#### BRIEF:
Rewrite the lines below, switching each "mean-marker" to "average-marker" and keeping everything else the same. Leave out the pictures.
───
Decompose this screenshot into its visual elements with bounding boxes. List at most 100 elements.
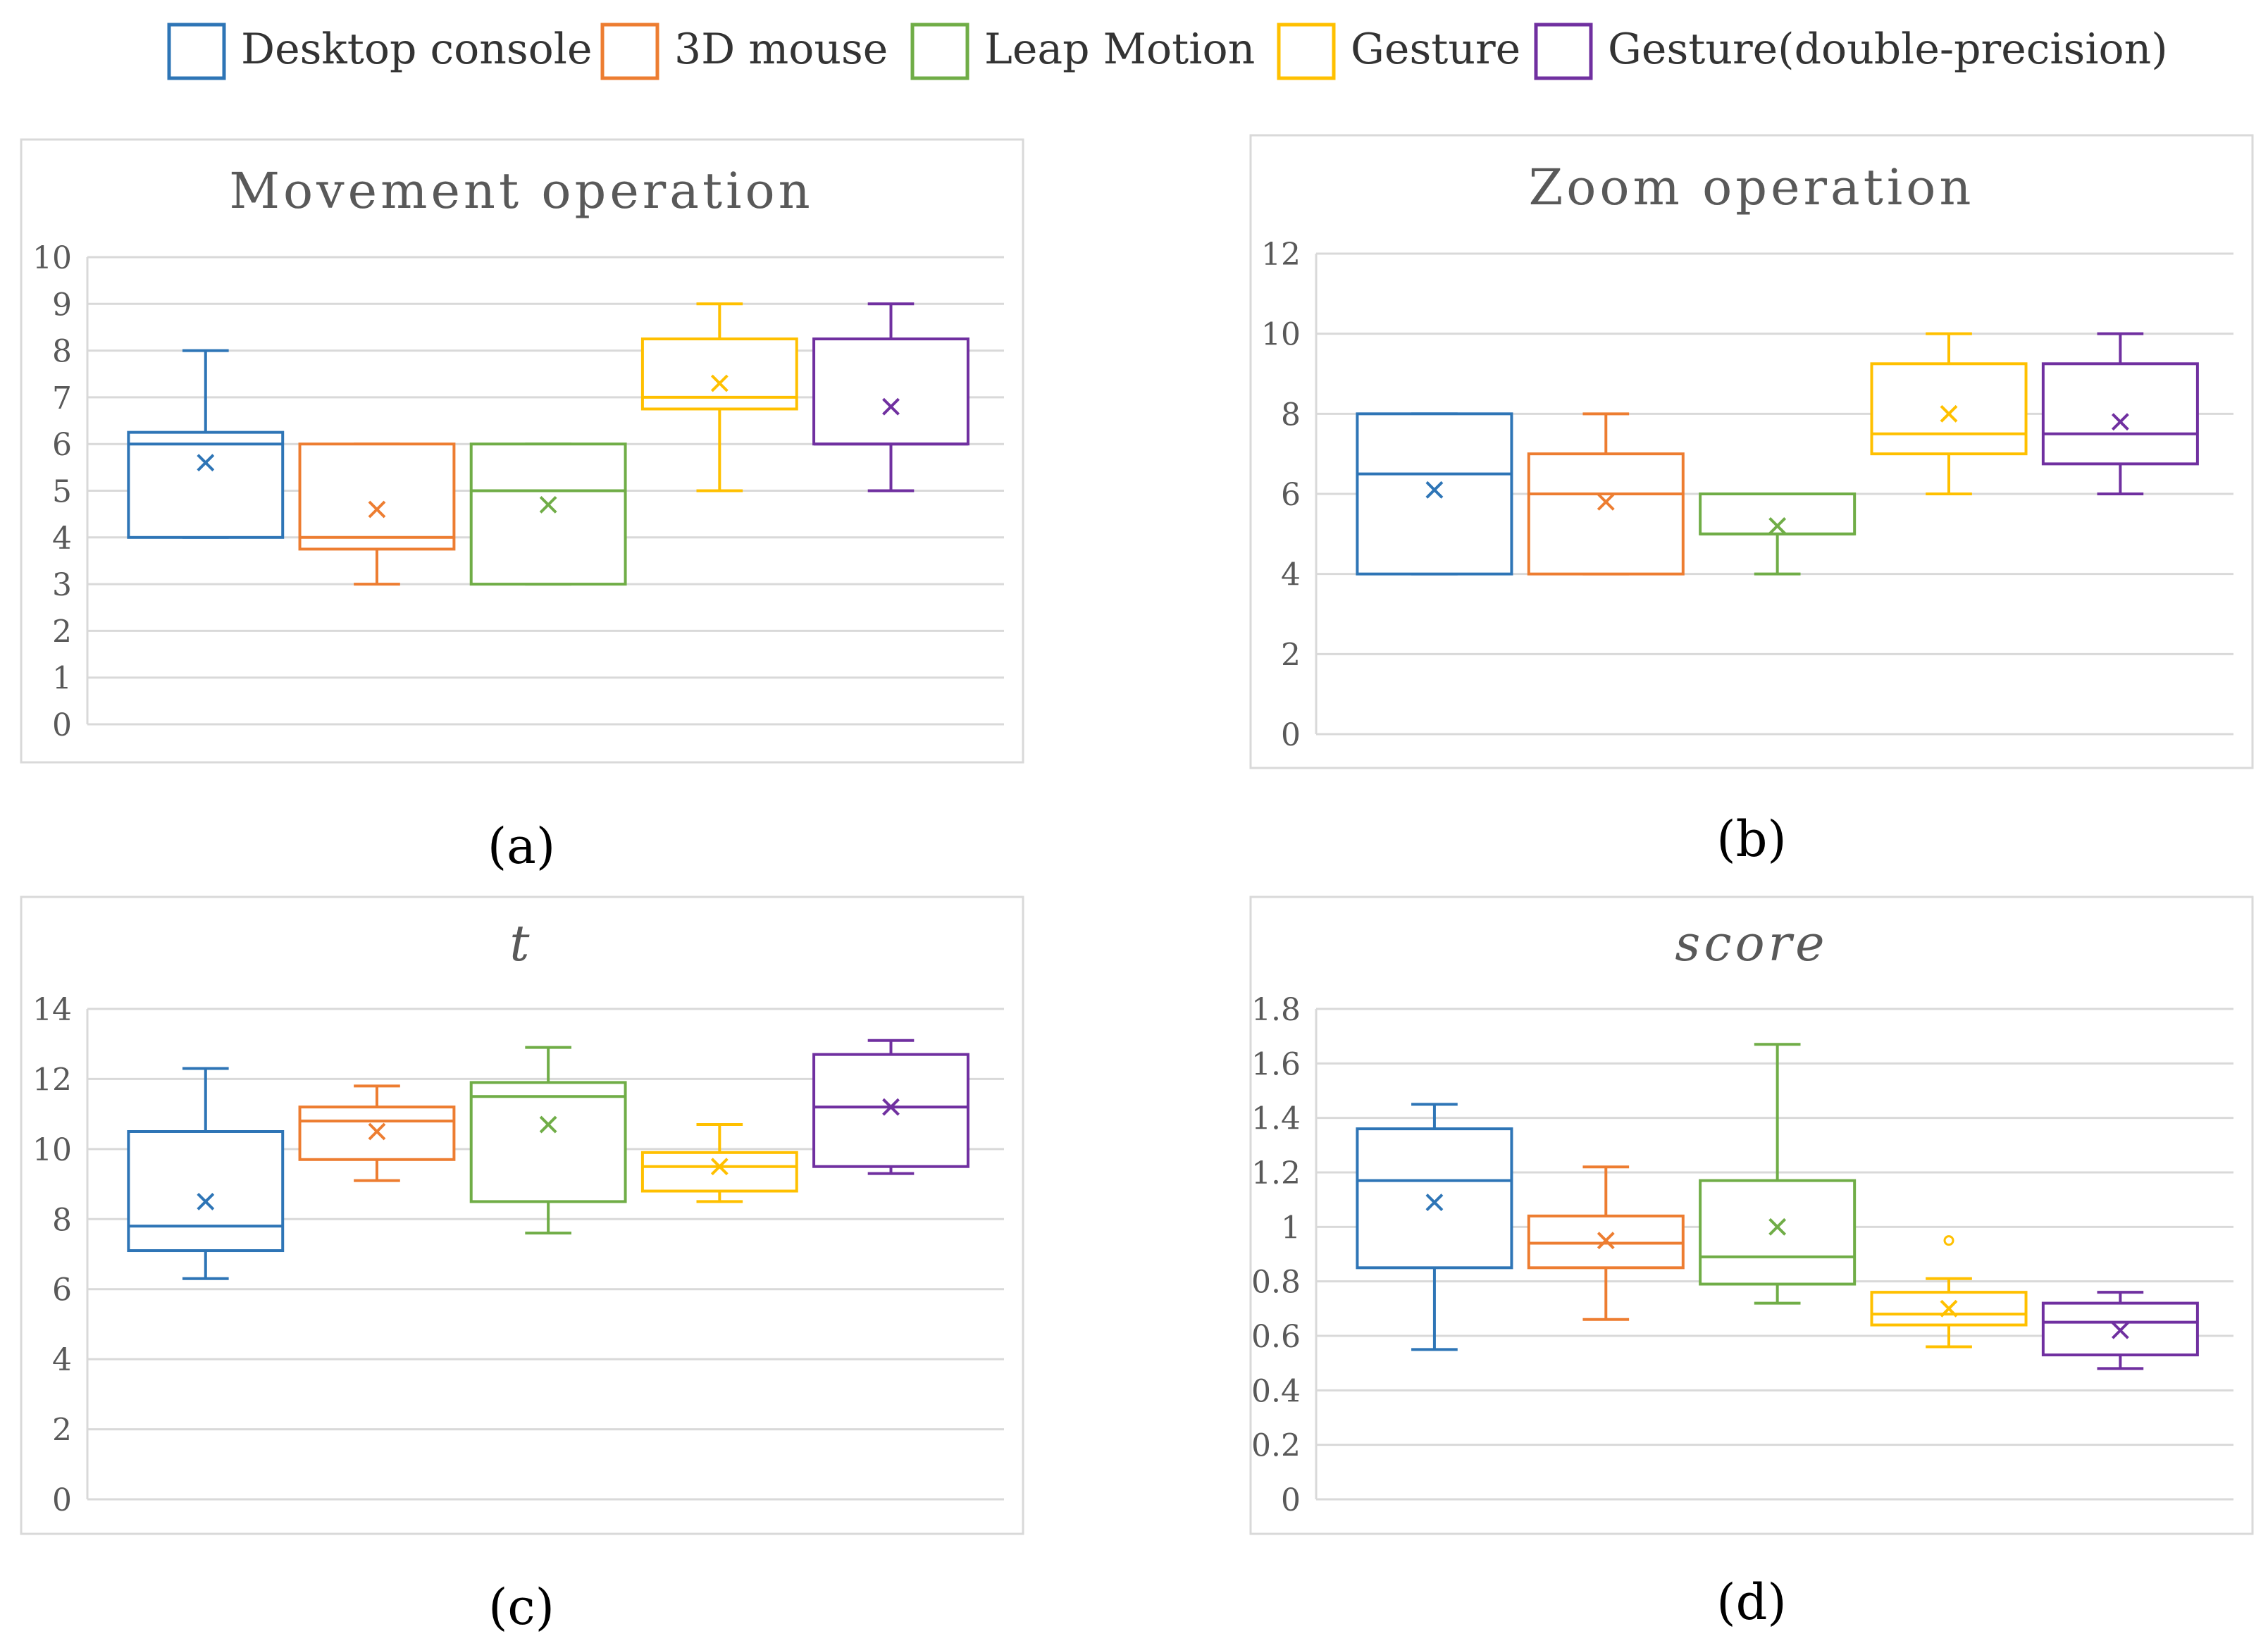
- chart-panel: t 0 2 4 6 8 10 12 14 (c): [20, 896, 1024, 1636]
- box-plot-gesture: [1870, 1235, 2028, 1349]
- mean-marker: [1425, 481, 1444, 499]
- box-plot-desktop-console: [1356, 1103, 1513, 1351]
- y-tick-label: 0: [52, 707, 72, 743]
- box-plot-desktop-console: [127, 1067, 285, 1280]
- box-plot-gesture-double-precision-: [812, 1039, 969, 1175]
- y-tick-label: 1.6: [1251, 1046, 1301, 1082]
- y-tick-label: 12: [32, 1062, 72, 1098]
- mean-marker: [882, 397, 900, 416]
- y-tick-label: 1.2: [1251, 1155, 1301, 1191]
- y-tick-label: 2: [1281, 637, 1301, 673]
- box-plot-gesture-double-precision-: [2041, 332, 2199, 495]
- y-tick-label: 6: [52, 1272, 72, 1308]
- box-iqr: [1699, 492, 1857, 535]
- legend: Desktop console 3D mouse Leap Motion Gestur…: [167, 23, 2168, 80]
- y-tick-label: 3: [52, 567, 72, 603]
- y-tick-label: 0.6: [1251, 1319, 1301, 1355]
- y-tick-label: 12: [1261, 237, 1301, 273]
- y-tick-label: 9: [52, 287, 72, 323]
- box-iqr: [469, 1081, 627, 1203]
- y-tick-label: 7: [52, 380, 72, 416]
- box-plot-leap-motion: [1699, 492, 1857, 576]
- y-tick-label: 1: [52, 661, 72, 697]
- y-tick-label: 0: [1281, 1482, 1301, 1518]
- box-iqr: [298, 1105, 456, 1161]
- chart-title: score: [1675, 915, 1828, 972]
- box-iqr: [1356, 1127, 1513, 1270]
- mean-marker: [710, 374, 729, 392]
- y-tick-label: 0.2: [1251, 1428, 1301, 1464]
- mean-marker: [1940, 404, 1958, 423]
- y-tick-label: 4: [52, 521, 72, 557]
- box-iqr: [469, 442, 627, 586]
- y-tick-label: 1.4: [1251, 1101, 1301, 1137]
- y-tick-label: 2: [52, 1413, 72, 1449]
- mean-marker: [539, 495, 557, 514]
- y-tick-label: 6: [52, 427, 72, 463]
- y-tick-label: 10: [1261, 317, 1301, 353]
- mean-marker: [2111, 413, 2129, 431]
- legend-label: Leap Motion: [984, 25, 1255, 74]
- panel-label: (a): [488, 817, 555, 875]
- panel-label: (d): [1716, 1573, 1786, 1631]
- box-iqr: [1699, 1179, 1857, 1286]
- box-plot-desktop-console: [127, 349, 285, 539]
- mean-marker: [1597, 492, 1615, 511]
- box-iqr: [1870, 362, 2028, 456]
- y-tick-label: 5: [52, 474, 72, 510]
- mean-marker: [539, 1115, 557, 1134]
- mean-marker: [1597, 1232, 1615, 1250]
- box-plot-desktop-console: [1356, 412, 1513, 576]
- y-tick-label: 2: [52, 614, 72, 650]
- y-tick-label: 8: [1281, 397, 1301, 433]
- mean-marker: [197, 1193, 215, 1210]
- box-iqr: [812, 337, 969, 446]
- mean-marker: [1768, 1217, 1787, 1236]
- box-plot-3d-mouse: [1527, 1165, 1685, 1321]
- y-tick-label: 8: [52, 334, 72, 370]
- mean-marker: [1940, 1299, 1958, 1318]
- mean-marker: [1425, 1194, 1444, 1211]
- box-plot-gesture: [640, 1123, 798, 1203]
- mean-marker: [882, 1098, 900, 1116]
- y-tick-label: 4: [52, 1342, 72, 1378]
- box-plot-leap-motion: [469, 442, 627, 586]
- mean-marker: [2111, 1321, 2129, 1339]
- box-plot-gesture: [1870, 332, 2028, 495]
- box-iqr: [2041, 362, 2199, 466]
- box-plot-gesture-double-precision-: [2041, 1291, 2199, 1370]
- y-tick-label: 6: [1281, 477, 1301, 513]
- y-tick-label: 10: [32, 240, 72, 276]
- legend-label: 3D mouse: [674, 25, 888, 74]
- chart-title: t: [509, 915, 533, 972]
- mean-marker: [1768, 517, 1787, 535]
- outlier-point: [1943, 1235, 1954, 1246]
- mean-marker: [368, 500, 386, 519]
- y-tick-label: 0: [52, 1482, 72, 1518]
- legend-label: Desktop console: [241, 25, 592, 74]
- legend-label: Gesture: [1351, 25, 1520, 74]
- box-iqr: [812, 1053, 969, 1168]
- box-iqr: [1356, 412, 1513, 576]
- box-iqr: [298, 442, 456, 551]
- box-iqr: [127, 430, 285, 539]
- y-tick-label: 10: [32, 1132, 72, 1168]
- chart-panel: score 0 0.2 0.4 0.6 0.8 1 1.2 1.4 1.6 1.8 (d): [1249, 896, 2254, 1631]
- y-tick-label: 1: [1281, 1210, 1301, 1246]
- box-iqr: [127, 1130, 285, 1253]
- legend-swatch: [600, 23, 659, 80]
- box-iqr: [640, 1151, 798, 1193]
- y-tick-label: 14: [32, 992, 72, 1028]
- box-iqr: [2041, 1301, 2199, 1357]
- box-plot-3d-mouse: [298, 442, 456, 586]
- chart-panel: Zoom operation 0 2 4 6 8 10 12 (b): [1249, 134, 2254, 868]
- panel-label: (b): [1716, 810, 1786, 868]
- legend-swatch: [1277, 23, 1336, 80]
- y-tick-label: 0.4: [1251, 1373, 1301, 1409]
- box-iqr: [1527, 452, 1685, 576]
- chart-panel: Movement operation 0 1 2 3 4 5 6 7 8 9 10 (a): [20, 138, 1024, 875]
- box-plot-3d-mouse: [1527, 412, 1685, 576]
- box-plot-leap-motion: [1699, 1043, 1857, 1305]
───
#### EXERCISE OUTPUT:
Decompose this screenshot into its visual elements with bounding boxes. List at most 100 elements.
- chart-panel: t 0 2 4 6 8 10 12 14 (c): [20, 896, 1024, 1636]
- box-plot-gesture: [1870, 1235, 2028, 1349]
- average-marker: [1425, 481, 1444, 499]
- box-plot-desktop-console: [1356, 1103, 1513, 1351]
- y-tick-label: 0: [52, 707, 72, 743]
- box-plot-desktop-console: [127, 1067, 285, 1280]
- box-plot-gesture-double-precision-: [812, 1039, 969, 1175]
- y-tick-label: 1.6: [1251, 1046, 1301, 1082]
- y-tick-label: 12: [32, 1062, 72, 1098]
- average-marker: [882, 397, 900, 416]
- y-tick-label: 1.2: [1251, 1155, 1301, 1191]
- y-tick-label: 2: [1281, 637, 1301, 673]
- box-plot-gesture-double-precision-: [2041, 332, 2199, 495]
- y-tick-label: 6: [52, 1272, 72, 1308]
- box-iqr: [1699, 492, 1857, 535]
- legend: Desktop console 3D mouse Leap Motion Gestur…: [167, 23, 2168, 80]
- y-tick-label: 3: [52, 567, 72, 603]
- y-tick-label: 0.6: [1251, 1319, 1301, 1355]
- y-tick-label: 12: [1261, 237, 1301, 273]
- y-tick-label: 9: [52, 287, 72, 323]
- box-iqr: [469, 1081, 627, 1203]
- y-tick-label: 7: [52, 380, 72, 416]
- box-plot-leap-motion: [1699, 492, 1857, 576]
- y-tick-label: 1: [52, 661, 72, 697]
- y-tick-label: 0: [1281, 1482, 1301, 1518]
- box-iqr: [298, 1105, 456, 1161]
- chart-title: score: [1675, 915, 1828, 972]
- box-iqr: [1356, 1127, 1513, 1270]
- average-marker: [710, 374, 729, 392]
- y-tick-label: 0.2: [1251, 1428, 1301, 1464]
- average-marker: [1940, 404, 1958, 423]
- y-tick-label: 4: [52, 521, 72, 557]
- box-iqr: [469, 442, 627, 586]
- y-tick-label: 1.4: [1251, 1101, 1301, 1137]
- y-tick-label: 2: [52, 1413, 72, 1449]
- average-marker: [539, 495, 557, 514]
- y-tick-label: 6: [52, 427, 72, 463]
- y-tick-label: 10: [1261, 317, 1301, 353]
- average-marker: [2111, 413, 2129, 431]
- legend-label: Leap Motion: [984, 25, 1255, 74]
- panel-label: (a): [488, 817, 555, 875]
- panel-label: (d): [1716, 1573, 1786, 1631]
- box-iqr: [1699, 1179, 1857, 1286]
- box-plot-desktop-console: [127, 349, 285, 539]
- average-marker: [1597, 492, 1615, 511]
- box-iqr: [1870, 362, 2028, 456]
- y-tick-label: 5: [52, 474, 72, 510]
- average-marker: [539, 1115, 557, 1134]
- average-marker: [1597, 1232, 1615, 1250]
- box-plot-desktop-console: [1356, 412, 1513, 576]
- y-tick-label: 2: [52, 614, 72, 650]
- y-tick-label: 8: [1281, 397, 1301, 433]
- average-marker: [197, 1193, 215, 1210]
- box-iqr: [812, 337, 969, 446]
- average-marker: [1768, 1217, 1787, 1236]
- box-plot-3d-mouse: [1527, 1165, 1685, 1321]
- y-tick-label: 8: [52, 334, 72, 370]
- average-marker: [1940, 1299, 1958, 1318]
- average-marker: [1425, 1194, 1444, 1211]
- box-plot-gesture: [640, 1123, 798, 1203]
- average-marker: [882, 1098, 900, 1116]
- y-tick-label: 4: [52, 1342, 72, 1378]
- box-plot-leap-motion: [469, 442, 627, 586]
- average-marker: [2111, 1321, 2129, 1339]
- box-plot-gesture: [1870, 332, 2028, 495]
- box-iqr: [2041, 362, 2199, 466]
- box-plot-gesture-double-precision-: [2041, 1291, 2199, 1370]
- y-tick-label: 6: [1281, 477, 1301, 513]
- y-tick-label: 10: [32, 240, 72, 276]
- legend-label: 3D mouse: [674, 25, 888, 74]
- chart-title: t: [509, 915, 533, 972]
- average-marker: [1768, 517, 1787, 535]
- outlier-point: [1943, 1235, 1954, 1246]
- average-marker: [368, 500, 386, 519]
- y-tick-label: 0: [52, 1482, 72, 1518]
- legend-label: Desktop console: [241, 25, 592, 74]
- legend-label: Gesture: [1351, 25, 1520, 74]
- box-iqr: [812, 1053, 969, 1168]
- box-iqr: [1356, 412, 1513, 576]
- box-iqr: [298, 442, 456, 551]
- box-iqr: [127, 430, 285, 539]
- y-tick-label: 10: [32, 1132, 72, 1168]
- chart-panel: score 0 0.2 0.4 0.6 0.8 1 1.2 1.4 1.6 1.8 (d): [1249, 896, 2254, 1631]
- y-tick-label: 1: [1281, 1210, 1301, 1246]
- box-iqr: [127, 1130, 285, 1253]
- legend-swatch: [600, 23, 659, 80]
- box-iqr: [640, 1151, 798, 1193]
- y-tick-label: 14: [32, 992, 72, 1028]
- box-iqr: [2041, 1301, 2199, 1357]
- box-plot-3d-mouse: [298, 442, 456, 586]
- chart-panel: Zoom operation 0 2 4 6 8 10 12 (b): [1249, 134, 2254, 868]
- panel-label: (b): [1716, 810, 1786, 868]
- legend-swatch: [1277, 23, 1336, 80]
- y-tick-label: 0.4: [1251, 1373, 1301, 1409]
- box-iqr: [1527, 452, 1685, 576]
- chart-panel: Movement operation 0 1 2 3 4 5 6 7 8 9 10 (a): [20, 138, 1024, 875]
- box-plot-3d-mouse: [1527, 412, 1685, 576]
- box-plot-leap-motion: [1699, 1043, 1857, 1305]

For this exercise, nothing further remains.